All of the material below is to be returned exactly.

• AVAILABLE RECORDS:
==========
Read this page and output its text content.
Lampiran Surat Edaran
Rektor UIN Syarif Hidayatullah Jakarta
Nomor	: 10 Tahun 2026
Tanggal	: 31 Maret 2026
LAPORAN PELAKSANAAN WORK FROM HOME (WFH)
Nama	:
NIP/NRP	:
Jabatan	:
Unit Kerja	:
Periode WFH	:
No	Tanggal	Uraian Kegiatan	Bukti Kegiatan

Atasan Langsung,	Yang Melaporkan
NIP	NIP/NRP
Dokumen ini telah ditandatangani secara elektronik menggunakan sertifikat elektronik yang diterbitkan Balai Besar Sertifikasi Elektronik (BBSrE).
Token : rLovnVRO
==========
• RESULT BELOW:
Read this page and output its text content.
Lampiran Surat Edaran
Rektor UIN Syarif Hidayatullah Jakarta
Nomor	: 10 Tahun 2026
Tanggal	: 31 Maret 2026
LAPORAN PELAKSANAAN WORK FROM HOME (WFH)
Nama	:
NIP/NRP	:
Jabatan	:
Unit Kerja	:
Periode WFH	:
No	Tanggal	Uraian Kegiatan	Bukti Kegiatan

Atasan Langsung,	Yang Melaporkan
NIP	NIP/NRP
Dokumen ini telah ditandatangani secara elektronik menggunakan sertifikat elektronik yang diterbitkan Balai Besar Sertifikasi Elektronik (BBSrE).
Token : rLovnVRO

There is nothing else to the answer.